EXERCISE DETAILS: Each line below should be quoted exactly, please.

STORED RECORDS:
* Start *

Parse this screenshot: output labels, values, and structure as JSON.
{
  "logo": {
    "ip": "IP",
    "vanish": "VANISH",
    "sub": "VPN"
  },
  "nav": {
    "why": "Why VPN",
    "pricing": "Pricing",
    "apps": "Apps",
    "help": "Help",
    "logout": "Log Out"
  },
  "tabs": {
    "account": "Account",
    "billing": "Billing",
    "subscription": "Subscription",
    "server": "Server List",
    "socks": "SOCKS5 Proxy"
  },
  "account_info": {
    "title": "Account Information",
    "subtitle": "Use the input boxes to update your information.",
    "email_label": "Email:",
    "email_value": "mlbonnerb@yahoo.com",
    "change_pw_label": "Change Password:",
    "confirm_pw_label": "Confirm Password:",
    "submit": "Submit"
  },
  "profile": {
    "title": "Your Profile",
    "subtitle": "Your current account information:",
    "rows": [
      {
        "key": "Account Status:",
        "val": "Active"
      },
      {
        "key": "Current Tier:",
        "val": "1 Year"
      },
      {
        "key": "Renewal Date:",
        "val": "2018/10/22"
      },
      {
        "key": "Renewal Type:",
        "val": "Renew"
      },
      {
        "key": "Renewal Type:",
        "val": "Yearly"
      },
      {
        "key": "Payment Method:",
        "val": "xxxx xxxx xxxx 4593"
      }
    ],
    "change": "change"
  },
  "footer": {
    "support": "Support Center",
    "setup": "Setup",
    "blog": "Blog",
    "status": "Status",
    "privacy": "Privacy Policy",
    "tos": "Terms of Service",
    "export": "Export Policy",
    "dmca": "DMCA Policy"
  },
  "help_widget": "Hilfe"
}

* End *

SOLUTION FOR THIS TASK:
Parse this screenshot: output labels, values, and structure as JSON.
{
  "logo": {
    "ip": "IP",
    "vanish": "VANISH",
    "sub": "VPN"
  },
  "nav": {
    "why": "Why VPN",
    "pricing": "Pricing",
    "apps": "Apps",
    "help": "Help",
    "logout": "Log Out"
  },
  "tabs": {
    "account": "Account",
    "billing": "Billing",
    "subscription": "Subscription",
    "server": "Server List",
    "socks": "SOCKS5 Proxy"
  },
  "account_info": {
    "title": "Account Information",
    "subtitle": "Use the input boxes to update your information.",
    "email_label": "Email:",
    "email_value": "mlbonnerb@yahoo.com",
    "change_pw_label": "Change Password:",
    "confirm_pw_label": "Confirm Password:",
    "submit": "Submit"
  },
  "profile": {
    "title": "Your Profile",
    "subtitle": "Your current account information:",
    "rows": [
      {
        "key": "Account Status:",
        "val": "Active"
      },
      {
        "key": "Current Tier:",
        "val": "1 Year"
      },
      {
        "key": "Renewal Date:",
        "val": "2018/10/22"
      },
      {
        "key": "Renewal Type:",
        "val": "Renew"
      },
      {
        "key": "Renewal Type:",
        "val": "Yearly"
      },
      {
        "key": "Payment Method:",
        "val": "xxxx xxxx xxxx 4593"
      }
    ],
    "change": "change"
  },
  "footer": {
    "support": "Support Center",
    "setup": "Setup",
    "blog": "Blog",
    "status": "Status",
    "privacy": "Privacy Policy",
    "tos": "Terms of Service",
    "export": "Export Policy",
    "dmca": "DMCA Policy"
  },
  "help_widget": "Hilfe"
}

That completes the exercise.